[What you are asked to do] Copy the records below, from the line containing "Type out the text in this image." through the last line; leave out pictures.

----

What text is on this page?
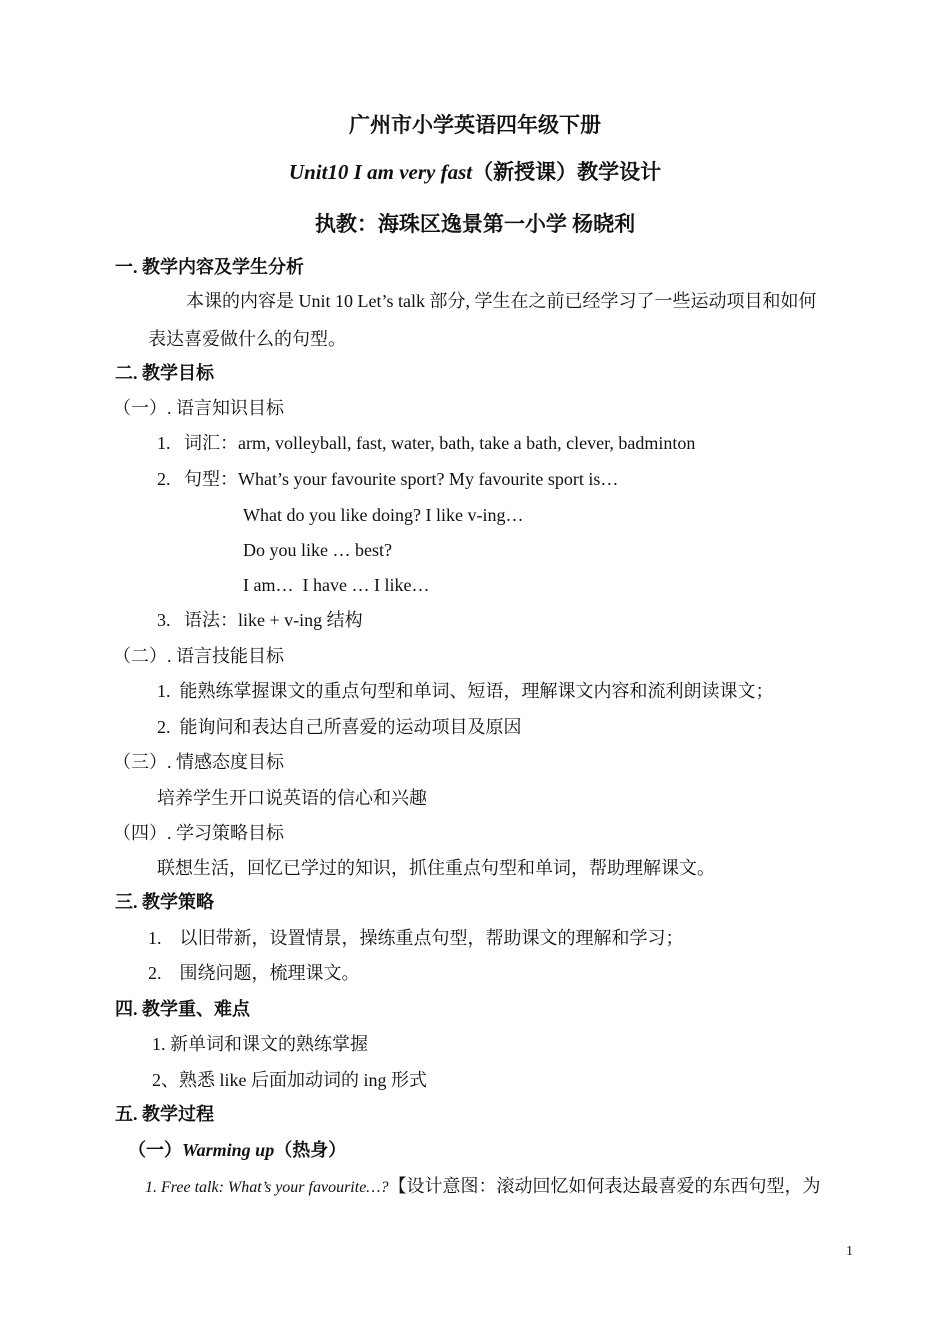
广州市小学英语四年级下册
Unit10 I am very fast（新授课）教学设计
执教：海珠区逸景第一小学 杨晓利
一. 教学内容及学生分析
本课的内容是 Unit 10 Let’s talk 部分, 学生在之前已经学习了一些运动项目和如何
表达喜爱做什么的句型。
二. 教学目标
（一）. 语言知识目标
1.   词汇：arm, volleyball, fast, water, bath, take a bath, clever, badminton
2.   句型：What’s your favourite sport? My favourite sport is…
What do you like doing? I like v-ing…
Do you like … best?
I am…  I have … I like…
3.   语法：like + v-ing 结构
（二）. 语言技能目标
1.  能熟练掌握课文的重点句型和单词、短语，理解课文内容和流利朗读课文；
2.  能询问和表达自己所喜爱的运动项目及原因
（三）. 情感态度目标
培养学生开口说英语的信心和兴趣
（四）. 学习策略目标
联想生活，回忆已学过的知识，抓住重点句型和单词，帮助理解课文。
三. 教学策略
1.    以旧带新，设置情景，操练重点句型，帮助课文的理解和学习；
2.    围绕问题，梳理课文。
四. 教学重、难点
1. 新单词和课文的熟练掌握
2、熟悉 like 后面加动词的 ing 形式
五. 教学过程
（一）Warming up（热身）
1. Free talk: What’s your favourite…?【设计意图：滚动回忆如何表达最喜爱的东西句型，为
1
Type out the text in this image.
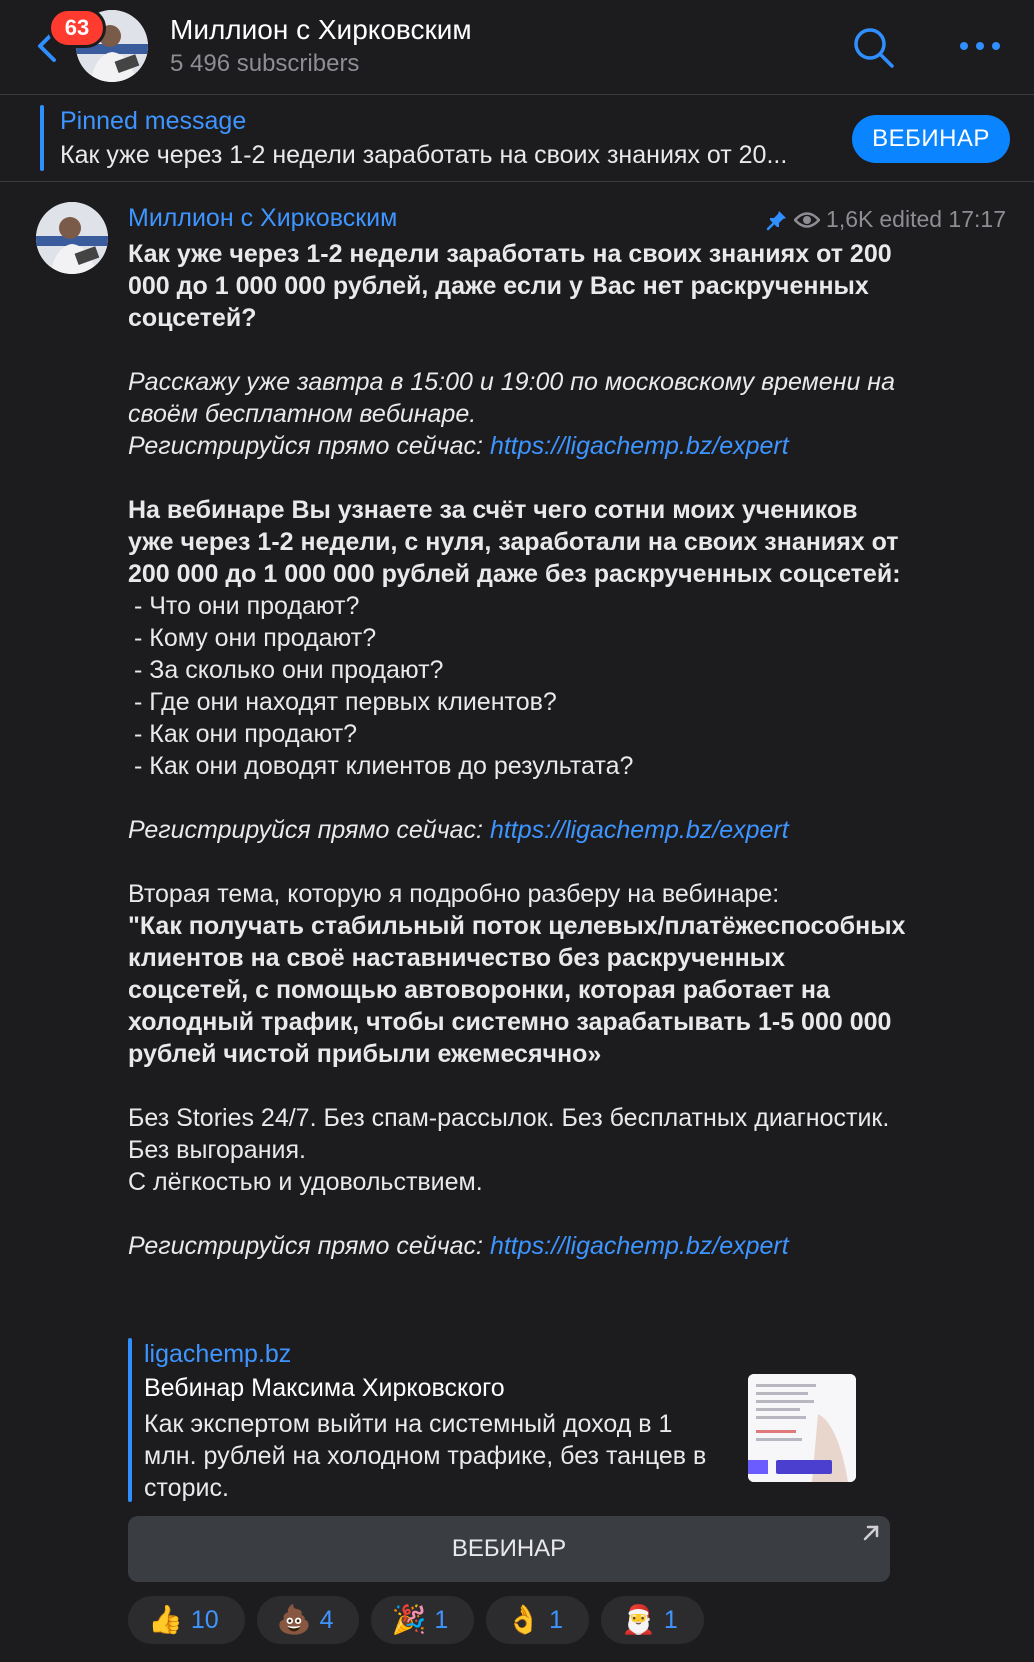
63	Миллион с Хирковским
5 496 subscribers
Pinned message
Как уже через 1-2 недели заработать на своих знаниях от 20...
ВЕБИНАР
Миллион с Хирковским	1,6K edited 17:17

Как уже через 1-2 недели заработать на своих знаниях от 200 000 до 1 000 000 рублей, даже если у Вас нет раскрученных соцсетей?

Расскажу уже завтра в 15:00 и 19:00 по московскому времени на своём бесплатном вебинаре.

Регистрируйся прямо сейчас: https://ligachemp.bz/expert

На вебинаре Вы узнаете за счёт чего сотни моих учеников уже через 1-2 недели, с нуля, заработали на своих знаниях от 200 000 до 1 000 000 рублей даже без раскрученных соцсетей:

- Что они продают?

- Кому они продают?

- За сколько они продают?

- Где они находят первых клиентов?

- Как они продают?

- Как они доводят клиентов до результата?

Регистрируйся прямо сейчас: https://ligachemp.bz/expert

Вторая тема, которую я подробно разберу на вебинаре:

"Как получать стабильный поток целевых/платёжеспособных клиентов на своё наставничество без раскрученных соцсетей, с помощью автоворонки, которая работает на холодный трафик, чтобы системно зарабатывать 1-5 000 000 рублей чистой прибыли ежемесячно»

Без Stories 24/7. Без спам-рассылок. Без бесплатных диагностик. Без выгорания.

С лёгкостью и удовольствием.

Регистрируйся прямо сейчас: https://ligachemp.bz/expert

ligachemp.bz
Вебинар Максима Хирковского
Как экспертом выйти на системный доход в 1 млн. рублей на холодном трафике, без танцев в сторис.
ВЕБИНАР
👍 10 💩 4 🎉 1 👌 1 🎅 1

----

[Written reply]
Type out the text in this image.
63	Миллион с Хирковским
5 496 subscribers
Pinned message
Как уже через 1-2 недели заработать на своих знаниях от 20...
ВЕБИНАР
Миллион с Хирковским	1,6K edited 17:17

Как уже через 1-2 недели заработать на своих знаниях от 200 000 до 1 000 000 рублей, даже если у Вас нет раскрученных соцсетей?

Расскажу уже завтра в 15:00 и 19:00 по московскому времени на своём бесплатном вебинаре.

Регистрируйся прямо сейчас: https://ligachemp.bz/expert

На вебинаре Вы узнаете за счёт чего сотни моих учеников уже через 1-2 недели, с нуля, заработали на своих знаниях от 200 000 до 1 000 000 рублей даже без раскрученных соцсетей:

- Что они продают?

- Кому они продают?

- За сколько они продают?

- Где они находят первых клиентов?

- Как они продают?

- Как они доводят клиентов до результата?

Регистрируйся прямо сейчас: https://ligachemp.bz/expert

Вторая тема, которую я подробно разберу на вебинаре:

"Как получать стабильный поток целевых/платёжеспособных клиентов на своё наставничество без раскрученных соцсетей, с помощью автоворонки, которая работает на холодный трафик, чтобы системно зарабатывать 1-5 000 000 рублей чистой прибыли ежемесячно»

Без Stories 24/7. Без спам-рассылок. Без бесплатных диагностик. Без выгорания.

С лёгкостью и удовольствием.

Регистрируйся прямо сейчас: https://ligachemp.bz/expert

ligachemp.bz
Вебинар Максима Хирковского
Как экспертом выйти на системный доход в 1 млн. рублей на холодном трафике, без танцев в сторис.
ВЕБИНАР
👍 10 💩 4 🎉 1 👌 1 🎅 1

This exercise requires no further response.